Stored data:

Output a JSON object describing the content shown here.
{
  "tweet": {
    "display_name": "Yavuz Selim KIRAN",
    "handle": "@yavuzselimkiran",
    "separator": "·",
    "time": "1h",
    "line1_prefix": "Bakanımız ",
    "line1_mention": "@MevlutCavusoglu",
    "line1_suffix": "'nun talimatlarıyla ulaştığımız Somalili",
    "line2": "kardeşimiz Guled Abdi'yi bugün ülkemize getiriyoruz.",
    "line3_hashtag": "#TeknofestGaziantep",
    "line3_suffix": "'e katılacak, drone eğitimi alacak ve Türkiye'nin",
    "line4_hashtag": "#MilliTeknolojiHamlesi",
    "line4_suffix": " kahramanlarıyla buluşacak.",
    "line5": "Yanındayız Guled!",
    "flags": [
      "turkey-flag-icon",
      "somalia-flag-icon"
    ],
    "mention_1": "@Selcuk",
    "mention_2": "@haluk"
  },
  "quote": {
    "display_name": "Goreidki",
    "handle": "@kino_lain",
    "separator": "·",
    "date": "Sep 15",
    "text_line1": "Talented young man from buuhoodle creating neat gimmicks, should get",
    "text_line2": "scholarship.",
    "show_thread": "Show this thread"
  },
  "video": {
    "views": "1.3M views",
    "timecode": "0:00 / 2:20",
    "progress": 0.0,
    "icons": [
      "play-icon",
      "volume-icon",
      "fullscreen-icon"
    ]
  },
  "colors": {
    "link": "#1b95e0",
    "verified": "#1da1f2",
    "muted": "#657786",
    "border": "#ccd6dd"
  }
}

> **Aim of the task**: Print the records above in full, exactly.

> **Result of this task**:
Output a JSON object describing the content shown here.
{
  "tweet": {
    "display_name": "Yavuz Selim KIRAN",
    "handle": "@yavuzselimkiran",
    "separator": "·",
    "time": "1h",
    "line1_prefix": "Bakanımız ",
    "line1_mention": "@MevlutCavusoglu",
    "line1_suffix": "'nun talimatlarıyla ulaştığımız Somalili",
    "line2": "kardeşimiz Guled Abdi'yi bugün ülkemize getiriyoruz.",
    "line3_hashtag": "#TeknofestGaziantep",
    "line3_suffix": "'e katılacak, drone eğitimi alacak ve Türkiye'nin",
    "line4_hashtag": "#MilliTeknolojiHamlesi",
    "line4_suffix": " kahramanlarıyla buluşacak.",
    "line5": "Yanındayız Guled!",
    "flags": [
      "turkey-flag-icon",
      "somalia-flag-icon"
    ],
    "mention_1": "@Selcuk",
    "mention_2": "@haluk"
  },
  "quote": {
    "display_name": "Goreidki",
    "handle": "@kino_lain",
    "separator": "·",
    "date": "Sep 15",
    "text_line1": "Talented young man from buuhoodle creating neat gimmicks, should get",
    "text_line2": "scholarship.",
    "show_thread": "Show this thread"
  },
  "video": {
    "views": "1.3M views",
    "timecode": "0:00 / 2:20",
    "progress": 0.0,
    "icons": [
      "play-icon",
      "volume-icon",
      "fullscreen-icon"
    ]
  },
  "colors": {
    "link": "#1b95e0",
    "verified": "#1da1f2",
    "muted": "#657786",
    "border": "#ccd6dd"
  }
}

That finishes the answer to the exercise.